__Your objective__:
Each entry below is to be written out exactly, and the pictures are to be left out.

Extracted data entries
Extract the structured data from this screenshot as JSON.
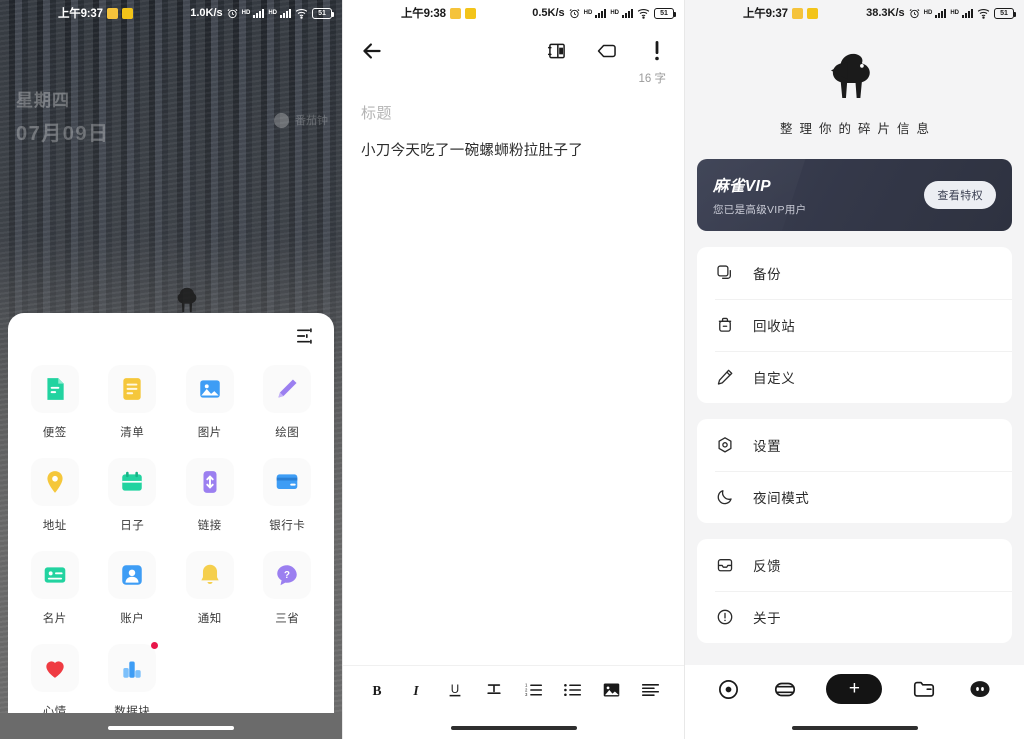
{
  "panel_home": {
    "status_bar": {
      "time": "上午9:37",
      "net_speed": "1.0K/s",
      "battery": "51",
      "icons": [
        "alarm-icon",
        "signal-bars-icon",
        "signal-bars-icon",
        "wifi-icon",
        "battery-icon"
      ]
    },
    "wallpaper": {
      "weekday": "星期四",
      "date": "07月09日",
      "widget_label": "番茄钟"
    },
    "sheet": {
      "filter_icon": "sliders-icon",
      "items": [
        {
          "label": "便签",
          "icon": "note-icon",
          "color": "#22d3a0",
          "badge": false
        },
        {
          "label": "清单",
          "icon": "checklist-icon",
          "color": "#f5c73b",
          "badge": false
        },
        {
          "label": "图片",
          "icon": "image-icon",
          "color": "#3e9df5",
          "badge": false
        },
        {
          "label": "绘图",
          "icon": "pencil-icon",
          "color": "#9b7ff0",
          "badge": false
        },
        {
          "label": "地址",
          "icon": "map-pin-icon",
          "color": "#f5c73b",
          "badge": false
        },
        {
          "label": "日子",
          "icon": "calendar-icon",
          "color": "#22d3a0",
          "badge": false
        },
        {
          "label": "链接",
          "icon": "link-icon",
          "color": "#9b7ff0",
          "badge": false
        },
        {
          "label": "银行卡",
          "icon": "bank-card-icon",
          "color": "#3e9df5",
          "badge": false
        },
        {
          "label": "名片",
          "icon": "business-card-icon",
          "color": "#22d3a0",
          "badge": false
        },
        {
          "label": "账户",
          "icon": "account-icon",
          "color": "#3e9df5",
          "badge": false
        },
        {
          "label": "通知",
          "icon": "bell-icon",
          "color": "#f5cf4d",
          "badge": false
        },
        {
          "label": "三省",
          "icon": "question-bubble-icon",
          "color": "#9b7ff0",
          "badge": false
        },
        {
          "label": "心情",
          "icon": "heart-icon",
          "color": "#ef3b42",
          "badge": false
        },
        {
          "label": "数据块",
          "icon": "bar-chart-icon",
          "color": "#3e9df5",
          "badge": true
        }
      ]
    }
  },
  "panel_editor": {
    "status_bar": {
      "time": "上午9:38",
      "net_speed": "0.5K/s",
      "battery": "51"
    },
    "header": {
      "back_icon": "back-arrow-icon",
      "actions": [
        {
          "name": "book-layout-icon"
        },
        {
          "name": "tag-icon"
        },
        {
          "name": "exclamation-icon"
        }
      ],
      "word_count": "16 字"
    },
    "title_placeholder": "标题",
    "body_text": "小刀今天吃了一碗螺蛳粉拉肚子了",
    "toolbar": [
      {
        "name": "bold-icon",
        "glyph": "B"
      },
      {
        "name": "italic-icon",
        "glyph": "I"
      },
      {
        "name": "underline-icon",
        "glyph": "U"
      },
      {
        "name": "strikethrough-icon",
        "glyph": "S"
      },
      {
        "name": "numbered-list-icon",
        "glyph": "1."
      },
      {
        "name": "bullet-list-icon",
        "glyph": "•"
      },
      {
        "name": "insert-image-icon",
        "glyph": "IMG"
      },
      {
        "name": "align-left-icon",
        "glyph": "≡"
      }
    ]
  },
  "panel_mine": {
    "status_bar": {
      "time": "上午9:37",
      "net_speed": "38.3K/s",
      "battery": "51"
    },
    "logo_icon": "sparrow-bird-logo",
    "tagline": "整理你的碎片信息",
    "vip": {
      "title": "麻雀VIP",
      "subtitle": "您已是高级VIP用户",
      "button_label": "查看特权",
      "card_color": "#343849"
    },
    "menu_groups": [
      {
        "items": [
          {
            "label": "备份",
            "icon": "copy-icon"
          },
          {
            "label": "回收站",
            "icon": "trash-icon"
          },
          {
            "label": "自定义",
            "icon": "pencil-edit-icon"
          }
        ]
      },
      {
        "items": [
          {
            "label": "设置",
            "icon": "gear-icon"
          },
          {
            "label": "夜间模式",
            "icon": "moon-icon"
          }
        ]
      },
      {
        "items": [
          {
            "label": "反馈",
            "icon": "inbox-icon"
          },
          {
            "label": "关于",
            "icon": "info-icon"
          }
        ]
      }
    ],
    "bottom_nav": [
      {
        "name": "target-icon",
        "active": false
      },
      {
        "name": "capsule-icon",
        "active": false
      },
      {
        "name": "add-button",
        "glyph": "+",
        "active": true
      },
      {
        "name": "folder-icon",
        "active": false
      },
      {
        "name": "profile-face-icon",
        "active": true
      }
    ]
  }
}
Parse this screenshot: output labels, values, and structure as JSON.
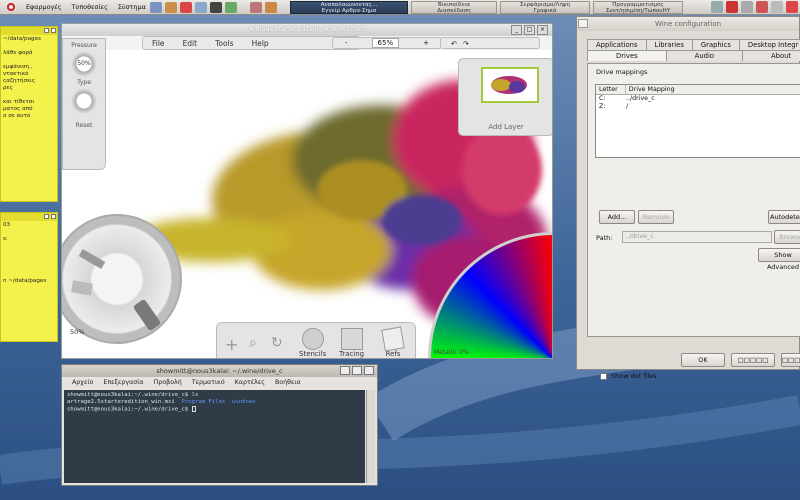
{
  "top_panel": {
    "menus": [
      "Εφαρμογές",
      "Τοποθεσίες",
      "Σύστημα"
    ],
    "tasks": [
      {
        "line1": "Αναπαλαιώνοντας...",
        "line2": "Εγγείρ Αρθρα-Σημα"
      },
      {
        "line1": "Βικιπαίδεια",
        "line2": "Διασκέδαση"
      },
      {
        "line1": "Σερφάρισμα/Λήψη",
        "line2": "Γραφικά"
      },
      {
        "line1": "Προγραμματισμός",
        "line2": "Συντ/ησιμ/ση/ΤώπουΗΥ"
      }
    ]
  },
  "notes": [
    {
      "lines": [
        "~/data/pages",
        "",
        "λάθε φορά",
        "",
        "εμφάνιση ,",
        "ντακτικό",
        "ςαζητήσεις",
        "ρες",
        "",
        "και τίθεται",
        "ματος από",
        "ο σε αυτό"
      ]
    },
    {
      "lines": [
        "03",
        "",
        "s:",
        "",
        "",
        "",
        "",
        "",
        "n ~/data/pages"
      ]
    }
  ],
  "artrage": {
    "title": "ArtRage Starter Edition - A Work Of Art",
    "menu": [
      "File",
      "Edit",
      "Tools",
      "Help"
    ],
    "zoom": "65%",
    "zoom_minus": "-",
    "zoom_plus": "+",
    "pressure_label": "Pressure",
    "pressure_value": "50%",
    "type_label": "Type",
    "reset_label": "Reset",
    "add_layer": "Add Layer",
    "tool_size": "50%",
    "dock": [
      "Stencils",
      "Tracing",
      "Refs"
    ],
    "metallic_label": "Metallic",
    "metallic_value": "0%",
    "window_buttons": [
      "_",
      "□",
      "×"
    ]
  },
  "terminal": {
    "title": "showmitt@nous3kalai: ~/.wine/drive_c",
    "menu": [
      "Αρχείο",
      "Επεξεργασία",
      "Προβολή",
      "Τερματικό",
      "Καρτέλες",
      "Βοήθεια"
    ],
    "line1": "showmitt@nous3kalai:~/.wine/drive_c$ ls",
    "line2_file": "artrage2.5starteredition_win.msi",
    "line2_dir1": "Program Files",
    "line2_dir2": "windows",
    "line3": "showmitt@nous3kalai:~/.wine/drive_c$ "
  },
  "wine": {
    "title": "Wine configuration",
    "tabs_row1": [
      "Applications",
      "Libraries",
      "Graphics",
      "Desktop Integr"
    ],
    "tabs_row2": [
      "Drives",
      "Audio",
      "About"
    ],
    "drive_mappings_label": "Drive mappings",
    "col_letter": "Letter",
    "col_mapping": "Drive Mapping",
    "drives": [
      {
        "letter": "C:",
        "mapping": "../drive_c"
      },
      {
        "letter": "Z:",
        "mapping": "/"
      }
    ],
    "add_button": "Add...",
    "remove_button": "Remove",
    "autodetect_button": "Autodetect",
    "path_label": "Path:",
    "path_value": "../drive_c",
    "browse_button": "Browse",
    "show_advanced_button": "Show Advanced",
    "show_dot_files": "Show dot files",
    "ok_button": "OK",
    "cancel_button": "□□□□□",
    "apply_button": "□□□□□"
  }
}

__Complete response__:
Extract the structured data from this screenshot as JSON.
{
  "panel_home": {
    "status_bar": {
      "time": "上午9:37",
      "net_speed": "1.0K/s",
      "battery": "51",
      "icons": [
        "alarm-icon",
        "signal-bars-icon",
        "signal-bars-icon",
        "wifi-icon",
        "battery-icon"
      ]
    },
    "wallpaper": {
      "weekday": "星期四",
      "date": "07月09日",
      "widget_label": "番茄钟"
    },
    "sheet": {
      "filter_icon": "sliders-icon",
      "items": [
        {
          "label": "便签",
          "icon": "note-icon",
          "color": "#22d3a0",
          "badge": false
        },
        {
          "label": "清单",
          "icon": "checklist-icon",
          "color": "#f5c73b",
          "badge": false
        },
        {
          "label": "图片",
          "icon": "image-icon",
          "color": "#3e9df5",
          "badge": false
        },
        {
          "label": "绘图",
          "icon": "pencil-icon",
          "color": "#9b7ff0",
          "badge": false
        },
        {
          "label": "地址",
          "icon": "map-pin-icon",
          "color": "#f5c73b",
          "badge": false
        },
        {
          "label": "日子",
          "icon": "calendar-icon",
          "color": "#22d3a0",
          "badge": false
        },
        {
          "label": "链接",
          "icon": "link-icon",
          "color": "#9b7ff0",
          "badge": false
        },
        {
          "label": "银行卡",
          "icon": "bank-card-icon",
          "color": "#3e9df5",
          "badge": false
        },
        {
          "label": "名片",
          "icon": "business-card-icon",
          "color": "#22d3a0",
          "badge": false
        },
        {
          "label": "账户",
          "icon": "account-icon",
          "color": "#3e9df5",
          "badge": false
        },
        {
          "label": "通知",
          "icon": "bell-icon",
          "color": "#f5cf4d",
          "badge": false
        },
        {
          "label": "三省",
          "icon": "question-bubble-icon",
          "color": "#9b7ff0",
          "badge": false
        },
        {
          "label": "心情",
          "icon": "heart-icon",
          "color": "#ef3b42",
          "badge": false
        },
        {
          "label": "数据块",
          "icon": "bar-chart-icon",
          "color": "#3e9df5",
          "badge": true
        }
      ]
    }
  },
  "panel_editor": {
    "status_bar": {
      "time": "上午9:38",
      "net_speed": "0.5K/s",
      "battery": "51"
    },
    "header": {
      "back_icon": "back-arrow-icon",
      "actions": [
        {
          "name": "book-layout-icon"
        },
        {
          "name": "tag-icon"
        },
        {
          "name": "exclamation-icon"
        }
      ],
      "word_count": "16 字"
    },
    "title_placeholder": "标题",
    "body_text": "小刀今天吃了一碗螺蛳粉拉肚子了",
    "toolbar": [
      {
        "name": "bold-icon",
        "glyph": "B"
      },
      {
        "name": "italic-icon",
        "glyph": "I"
      },
      {
        "name": "underline-icon",
        "glyph": "U"
      },
      {
        "name": "strikethrough-icon",
        "glyph": "S"
      },
      {
        "name": "numbered-list-icon",
        "glyph": "1."
      },
      {
        "name": "bullet-list-icon",
        "glyph": "•"
      },
      {
        "name": "insert-image-icon",
        "glyph": "IMG"
      },
      {
        "name": "align-left-icon",
        "glyph": "≡"
      }
    ]
  },
  "panel_mine": {
    "status_bar": {
      "time": "上午9:37",
      "net_speed": "38.3K/s",
      "battery": "51"
    },
    "logo_icon": "sparrow-bird-logo",
    "tagline": "整理你的碎片信息",
    "vip": {
      "title": "麻雀VIP",
      "subtitle": "您已是高级VIP用户",
      "button_label": "查看特权",
      "card_color": "#343849"
    },
    "menu_groups": [
      {
        "items": [
          {
            "label": "备份",
            "icon": "copy-icon"
          },
          {
            "label": "回收站",
            "icon": "trash-icon"
          },
          {
            "label": "自定义",
            "icon": "pencil-edit-icon"
          }
        ]
      },
      {
        "items": [
          {
            "label": "设置",
            "icon": "gear-icon"
          },
          {
            "label": "夜间模式",
            "icon": "moon-icon"
          }
        ]
      },
      {
        "items": [
          {
            "label": "反馈",
            "icon": "inbox-icon"
          },
          {
            "label": "关于",
            "icon": "info-icon"
          }
        ]
      }
    ],
    "bottom_nav": [
      {
        "name": "target-icon",
        "active": false
      },
      {
        "name": "capsule-icon",
        "active": false
      },
      {
        "name": "add-button",
        "glyph": "+",
        "active": true
      },
      {
        "name": "folder-icon",
        "active": false
      },
      {
        "name": "profile-face-icon",
        "active": true
      }
    ]
  }
}
Parse this screenshot: output labels, values, and structure as JSON.
{
  "top_panel": {
    "menus": [
      "Εφαρμογές",
      "Τοποθεσίες",
      "Σύστημα"
    ],
    "tasks": [
      {
        "line1": "Αναπαλαιώνοντας...",
        "line2": "Εγγείρ Αρθρα-Σημα"
      },
      {
        "line1": "Βικιπαίδεια",
        "line2": "Διασκέδαση"
      },
      {
        "line1": "Σερφάρισμα/Λήψη",
        "line2": "Γραφικά"
      },
      {
        "line1": "Προγραμματισμός",
        "line2": "Συντ/ησιμ/ση/ΤώπουΗΥ"
      }
    ]
  },
  "notes": [
    {
      "lines": [
        "~/data/pages",
        "",
        "λάθε φορά",
        "",
        "εμφάνιση ,",
        "ντακτικό",
        "ςαζητήσεις",
        "ρες",
        "",
        "και τίθεται",
        "ματος από",
        "ο σε αυτό"
      ]
    },
    {
      "lines": [
        "03",
        "",
        "s:",
        "",
        "",
        "",
        "",
        "",
        "n ~/data/pages"
      ]
    }
  ],
  "artrage": {
    "title": "ArtRage Starter Edition - A Work Of Art",
    "menu": [
      "File",
      "Edit",
      "Tools",
      "Help"
    ],
    "zoom": "65%",
    "zoom_minus": "-",
    "zoom_plus": "+",
    "pressure_label": "Pressure",
    "pressure_value": "50%",
    "type_label": "Type",
    "reset_label": "Reset",
    "add_layer": "Add Layer",
    "tool_size": "50%",
    "dock": [
      "Stencils",
      "Tracing",
      "Refs"
    ],
    "metallic_label": "Metallic",
    "metallic_value": "0%",
    "window_buttons": [
      "_",
      "□",
      "×"
    ]
  },
  "terminal": {
    "title": "showmitt@nous3kalai: ~/.wine/drive_c",
    "menu": [
      "Αρχείο",
      "Επεξεργασία",
      "Προβολή",
      "Τερματικό",
      "Καρτέλες",
      "Βοήθεια"
    ],
    "line1": "showmitt@nous3kalai:~/.wine/drive_c$ ls",
    "line2_file": "artrage2.5starteredition_win.msi",
    "line2_dir1": "Program Files",
    "line2_dir2": "windows",
    "line3": "showmitt@nous3kalai:~/.wine/drive_c$ "
  },
  "wine": {
    "title": "Wine configuration",
    "tabs_row1": [
      "Applications",
      "Libraries",
      "Graphics",
      "Desktop Integr"
    ],
    "tabs_row2": [
      "Drives",
      "Audio",
      "About"
    ],
    "drive_mappings_label": "Drive mappings",
    "col_letter": "Letter",
    "col_mapping": "Drive Mapping",
    "drives": [
      {
        "letter": "C:",
        "mapping": "../drive_c"
      },
      {
        "letter": "Z:",
        "mapping": "/"
      }
    ],
    "add_button": "Add...",
    "remove_button": "Remove",
    "autodetect_button": "Autodetect",
    "path_label": "Path:",
    "path_value": "../drive_c",
    "browse_button": "Browse",
    "show_advanced_button": "Show Advanced",
    "show_dot_files": "Show dot files",
    "ok_button": "OK",
    "cancel_button": "□□□□□",
    "apply_button": "□□□□□"
  }
}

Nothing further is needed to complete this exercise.